> WHAT IS NEEDED
Return the full material exactly.

> DATASET ROWS
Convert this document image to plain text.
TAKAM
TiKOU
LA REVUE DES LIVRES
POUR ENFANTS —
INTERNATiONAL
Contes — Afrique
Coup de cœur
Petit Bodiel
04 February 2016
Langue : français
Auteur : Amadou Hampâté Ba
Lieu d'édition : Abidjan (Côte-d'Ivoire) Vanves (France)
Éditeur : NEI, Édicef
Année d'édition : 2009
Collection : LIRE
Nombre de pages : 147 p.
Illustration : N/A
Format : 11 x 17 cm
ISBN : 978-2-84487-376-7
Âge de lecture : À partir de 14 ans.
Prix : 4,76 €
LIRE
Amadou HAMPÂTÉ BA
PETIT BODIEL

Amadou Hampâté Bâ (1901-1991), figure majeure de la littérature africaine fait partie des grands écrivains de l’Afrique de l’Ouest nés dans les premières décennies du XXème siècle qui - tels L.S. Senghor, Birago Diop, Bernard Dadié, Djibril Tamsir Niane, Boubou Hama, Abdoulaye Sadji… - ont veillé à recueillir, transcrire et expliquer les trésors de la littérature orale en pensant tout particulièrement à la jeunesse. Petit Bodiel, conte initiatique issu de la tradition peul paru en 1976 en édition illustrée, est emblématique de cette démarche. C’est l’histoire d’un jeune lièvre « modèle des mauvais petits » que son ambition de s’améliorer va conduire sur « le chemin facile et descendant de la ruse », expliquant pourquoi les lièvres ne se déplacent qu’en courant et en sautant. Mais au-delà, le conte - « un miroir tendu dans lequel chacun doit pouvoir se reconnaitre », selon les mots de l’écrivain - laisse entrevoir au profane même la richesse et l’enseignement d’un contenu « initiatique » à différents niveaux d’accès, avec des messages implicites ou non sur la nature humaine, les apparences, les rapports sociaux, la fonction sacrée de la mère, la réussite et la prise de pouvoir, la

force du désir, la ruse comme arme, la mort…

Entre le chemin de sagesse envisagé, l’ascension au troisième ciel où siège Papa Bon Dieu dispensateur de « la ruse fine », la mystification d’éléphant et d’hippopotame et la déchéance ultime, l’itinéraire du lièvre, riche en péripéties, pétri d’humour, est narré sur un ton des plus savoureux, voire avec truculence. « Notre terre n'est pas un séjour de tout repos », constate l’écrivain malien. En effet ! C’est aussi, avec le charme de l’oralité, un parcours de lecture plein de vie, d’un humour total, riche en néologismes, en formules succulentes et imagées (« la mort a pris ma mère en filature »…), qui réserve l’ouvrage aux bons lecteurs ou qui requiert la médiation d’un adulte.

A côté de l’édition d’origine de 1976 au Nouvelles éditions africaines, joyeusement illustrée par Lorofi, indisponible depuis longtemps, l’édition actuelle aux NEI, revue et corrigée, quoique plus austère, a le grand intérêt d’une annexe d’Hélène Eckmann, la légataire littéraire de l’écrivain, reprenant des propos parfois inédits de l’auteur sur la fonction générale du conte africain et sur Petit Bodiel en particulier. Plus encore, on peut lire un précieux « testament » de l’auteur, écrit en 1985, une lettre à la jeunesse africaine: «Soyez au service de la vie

> SOLUTION FOR THIS PROBLEM
Convert this document image to plain text.
TAKAM
TiKOU
LA REVUE DES LIVRES
POUR ENFANTS —
INTERNATiONAL
Contes — Afrique
Coup de cœur
Petit Bodiel
04 February 2016
Langue : français
Auteur : Amadou Hampâté Ba
Lieu d'édition : Abidjan (Côte-d'Ivoire) Vanves (France)
Éditeur : NEI, Édicef
Année d'édition : 2009
Collection : LIRE
Nombre de pages : 147 p.
Illustration : N/A
Format : 11 x 17 cm
ISBN : 978-2-84487-376-7
Âge de lecture : À partir de 14 ans.
Prix : 4,76 €
LIRE
Amadou HAMPÂTÉ BA
PETIT BODIEL

Amadou Hampâté Bâ (1901-1991), figure majeure de la littérature africaine fait partie des grands écrivains de l’Afrique de l’Ouest nés dans les premières décennies du XXème siècle qui - tels L.S. Senghor, Birago Diop, Bernard Dadié, Djibril Tamsir Niane, Boubou Hama, Abdoulaye Sadji… - ont veillé à recueillir, transcrire et expliquer les trésors de la littérature orale en pensant tout particulièrement à la jeunesse. Petit Bodiel, conte initiatique issu de la tradition peul paru en 1976 en édition illustrée, est emblématique de cette démarche. C’est l’histoire d’un jeune lièvre « modèle des mauvais petits » que son ambition de s’améliorer va conduire sur « le chemin facile et descendant de la ruse », expliquant pourquoi les lièvres ne se déplacent qu’en courant et en sautant. Mais au-delà, le conte - « un miroir tendu dans lequel chacun doit pouvoir se reconnaitre », selon les mots de l’écrivain - laisse entrevoir au profane même la richesse et l’enseignement d’un contenu « initiatique » à différents niveaux d’accès, avec des messages implicites ou non sur la nature humaine, les apparences, les rapports sociaux, la fonction sacrée de la mère, la réussite et la prise de pouvoir, la

force du désir, la ruse comme arme, la mort…

Entre le chemin de sagesse envisagé, l’ascension au troisième ciel où siège Papa Bon Dieu dispensateur de « la ruse fine », la mystification d’éléphant et d’hippopotame et la déchéance ultime, l’itinéraire du lièvre, riche en péripéties, pétri d’humour, est narré sur un ton des plus savoureux, voire avec truculence. « Notre terre n'est pas un séjour de tout repos », constate l’écrivain malien. En effet ! C’est aussi, avec le charme de l’oralité, un parcours de lecture plein de vie, d’un humour total, riche en néologismes, en formules succulentes et imagées (« la mort a pris ma mère en filature »…), qui réserve l’ouvrage aux bons lecteurs ou qui requiert la médiation d’un adulte.

A côté de l’édition d’origine de 1976 au Nouvelles éditions africaines, joyeusement illustrée par Lorofi, indisponible depuis longtemps, l’édition actuelle aux NEI, revue et corrigée, quoique plus austère, a le grand intérêt d’une annexe d’Hélène Eckmann, la légataire littéraire de l’écrivain, reprenant des propos parfois inédits de l’auteur sur la fonction générale du conte africain et sur Petit Bodiel en particulier. Plus encore, on peut lire un précieux « testament » de l’auteur, écrit en 1985, une lettre à la jeunesse africaine: «Soyez au service de la vie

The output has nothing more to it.